--- Texte à lire ---
Très vite l’avenue prend un autre visage, celui de la violence haineuse et excessive, les tirs et crépitements  de bombes lacrymogènes redoublent de force, une fumée blanche de gaz s’échappe et monte au ciel. Asphyxiés, les yeux rougis les manifestants se couvrent le visage avec les mains ou s’emmitouflent dans leur cache-cols. Plusieurs d’entre- eux s’engouffrent dans l’avenue Mohamed V, les forces de l’ordre «nettoient » la place, comme ils disent dans leur jargon, mais c’est compter sans la hargne, le courage et la pugnacité de ces jeunes qui, nullement apeurés arrachent  les pavés des trottoirs pour les lancer en direction des policiers. Des voitures de police zigzaguent à une vitesse folle sur l’asphalte pour  impressionner les contestataires et les faire reculer.

 Piégée, j’essaye de retourner vers l’avenue Habib Bourguiba afin de rejoindre le siège de mon journal, mais un bop m’apostrophe : « Madame, vous ne pouvez pas passer ! Reculez !». Je retourne  sur mes pas, des jeunes filles apeurées et paniquées se réfugient par dizaines dans les immeubles avoisinants. Certains habitants leur ouvrent les portes, les accueillent, les rassurent, leur donnent de l’eau et des serviettes, d’autres tétanisés par la peur font semblant de n’avoir rien vu, rien entendu.
---
## Travail à faire
a) Dans le récit de la manifestation, avec quoi les jeunes ripostent-ils aux policiers ?
b) Recopiez le récit de la manifestation depuis « Piégée, j’essaye de » jusqu'à « vu, rien entendu. » inclus.
Les enregistrements proviennent d'une autre source que le texte.
--- Entrées fournies ---
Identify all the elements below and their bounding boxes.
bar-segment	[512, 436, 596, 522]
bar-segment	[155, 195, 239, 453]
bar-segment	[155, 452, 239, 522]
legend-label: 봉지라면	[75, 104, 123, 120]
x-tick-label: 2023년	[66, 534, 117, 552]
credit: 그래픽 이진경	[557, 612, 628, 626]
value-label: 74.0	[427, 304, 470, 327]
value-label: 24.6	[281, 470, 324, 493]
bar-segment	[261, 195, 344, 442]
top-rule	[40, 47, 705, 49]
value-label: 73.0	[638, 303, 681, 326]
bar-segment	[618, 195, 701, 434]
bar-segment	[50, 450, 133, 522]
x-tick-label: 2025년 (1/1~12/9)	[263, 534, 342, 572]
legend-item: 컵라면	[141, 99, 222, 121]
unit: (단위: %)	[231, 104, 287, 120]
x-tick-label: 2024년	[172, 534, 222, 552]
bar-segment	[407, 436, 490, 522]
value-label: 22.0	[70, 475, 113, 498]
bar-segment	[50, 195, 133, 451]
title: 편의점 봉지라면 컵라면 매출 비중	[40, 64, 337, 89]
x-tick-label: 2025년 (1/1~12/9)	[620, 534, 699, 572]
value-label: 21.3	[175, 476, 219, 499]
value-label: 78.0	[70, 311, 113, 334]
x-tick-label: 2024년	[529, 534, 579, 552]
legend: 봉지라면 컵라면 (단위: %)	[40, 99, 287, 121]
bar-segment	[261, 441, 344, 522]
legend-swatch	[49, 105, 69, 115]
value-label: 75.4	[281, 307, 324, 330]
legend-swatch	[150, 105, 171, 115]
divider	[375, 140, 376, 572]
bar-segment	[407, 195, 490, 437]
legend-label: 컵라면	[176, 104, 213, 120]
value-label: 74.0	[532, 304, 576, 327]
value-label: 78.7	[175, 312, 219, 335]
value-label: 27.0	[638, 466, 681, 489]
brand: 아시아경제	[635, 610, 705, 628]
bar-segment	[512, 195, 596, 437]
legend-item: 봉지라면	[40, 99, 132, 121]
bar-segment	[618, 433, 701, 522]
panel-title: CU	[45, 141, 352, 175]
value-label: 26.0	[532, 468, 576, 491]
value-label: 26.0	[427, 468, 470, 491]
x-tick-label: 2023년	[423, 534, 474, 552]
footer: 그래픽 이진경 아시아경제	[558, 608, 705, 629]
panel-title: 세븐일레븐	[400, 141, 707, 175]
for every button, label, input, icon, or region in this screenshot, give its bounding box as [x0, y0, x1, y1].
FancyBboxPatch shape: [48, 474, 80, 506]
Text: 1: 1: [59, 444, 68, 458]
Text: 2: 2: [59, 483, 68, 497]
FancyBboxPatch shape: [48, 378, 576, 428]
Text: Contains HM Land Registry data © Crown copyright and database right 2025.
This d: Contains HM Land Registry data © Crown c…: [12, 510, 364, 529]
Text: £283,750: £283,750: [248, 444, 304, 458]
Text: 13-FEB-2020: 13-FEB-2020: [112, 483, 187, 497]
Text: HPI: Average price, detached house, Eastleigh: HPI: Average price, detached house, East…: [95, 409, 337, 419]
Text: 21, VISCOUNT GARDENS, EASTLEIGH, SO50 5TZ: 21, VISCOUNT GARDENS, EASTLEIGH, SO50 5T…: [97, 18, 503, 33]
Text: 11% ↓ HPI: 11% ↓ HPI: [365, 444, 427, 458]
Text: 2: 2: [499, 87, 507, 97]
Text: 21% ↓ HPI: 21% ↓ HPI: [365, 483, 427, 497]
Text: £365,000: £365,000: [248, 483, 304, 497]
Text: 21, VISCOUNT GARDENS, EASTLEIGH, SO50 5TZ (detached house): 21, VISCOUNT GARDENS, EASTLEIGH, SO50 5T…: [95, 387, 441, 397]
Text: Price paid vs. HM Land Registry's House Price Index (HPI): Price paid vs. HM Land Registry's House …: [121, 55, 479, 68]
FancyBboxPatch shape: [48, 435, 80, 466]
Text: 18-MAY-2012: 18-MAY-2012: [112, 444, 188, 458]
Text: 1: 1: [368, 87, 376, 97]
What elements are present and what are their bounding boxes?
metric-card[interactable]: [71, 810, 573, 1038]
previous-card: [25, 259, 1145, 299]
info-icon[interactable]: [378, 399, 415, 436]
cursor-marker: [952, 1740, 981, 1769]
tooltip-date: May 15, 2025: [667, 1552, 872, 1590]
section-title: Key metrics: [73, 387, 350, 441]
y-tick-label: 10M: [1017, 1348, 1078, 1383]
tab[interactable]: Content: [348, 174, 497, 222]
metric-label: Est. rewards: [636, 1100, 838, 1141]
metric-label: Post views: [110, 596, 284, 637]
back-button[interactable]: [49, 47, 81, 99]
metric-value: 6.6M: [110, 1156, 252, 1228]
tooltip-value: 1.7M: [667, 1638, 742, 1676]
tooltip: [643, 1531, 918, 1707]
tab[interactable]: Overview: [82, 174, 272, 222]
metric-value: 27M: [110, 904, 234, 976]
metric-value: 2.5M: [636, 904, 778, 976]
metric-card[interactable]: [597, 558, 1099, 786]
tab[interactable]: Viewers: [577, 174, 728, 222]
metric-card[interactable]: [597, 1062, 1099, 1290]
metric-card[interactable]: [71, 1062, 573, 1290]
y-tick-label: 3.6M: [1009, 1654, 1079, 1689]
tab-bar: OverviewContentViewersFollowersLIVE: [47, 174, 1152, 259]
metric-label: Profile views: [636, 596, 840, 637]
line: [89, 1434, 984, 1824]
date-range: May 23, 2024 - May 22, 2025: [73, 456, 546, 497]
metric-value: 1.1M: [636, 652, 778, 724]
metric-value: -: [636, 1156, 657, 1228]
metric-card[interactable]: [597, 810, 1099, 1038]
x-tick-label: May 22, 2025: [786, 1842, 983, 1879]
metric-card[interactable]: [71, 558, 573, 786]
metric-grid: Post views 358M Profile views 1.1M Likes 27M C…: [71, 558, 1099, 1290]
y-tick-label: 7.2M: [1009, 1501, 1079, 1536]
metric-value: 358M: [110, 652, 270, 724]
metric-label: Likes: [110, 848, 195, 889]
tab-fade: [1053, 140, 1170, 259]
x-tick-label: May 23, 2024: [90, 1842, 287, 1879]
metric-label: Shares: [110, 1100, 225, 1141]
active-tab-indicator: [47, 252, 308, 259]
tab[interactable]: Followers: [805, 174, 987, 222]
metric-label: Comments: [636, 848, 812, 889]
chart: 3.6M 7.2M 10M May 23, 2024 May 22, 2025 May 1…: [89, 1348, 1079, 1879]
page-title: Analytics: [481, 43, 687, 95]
---
## Réponses dans l'ordre
a) Avec les pavés des trottoirs, qu'ils arrachent pour les lancer en direction des policiers.

b)
Piégée, j’essaye de retourner vers l’avenue Habib Bourguiba afin de rejoindre le siège de mon journal, mais un bop m’apostrophe : « Madame, vous ne pouvez pas passer ! Reculez !». Je retourne  sur mes pas, des jeunes filles apeurées et paniquées se réfugient par dizaines dans les immeubles avoisinants. Certains habitants leur ouvrent les portes, les accueillent, les rassurent, leur donnent de l’eau et des serviettes, d’autres tétanisés par la peur font semblant de n’avoir rien vu, rien entendu.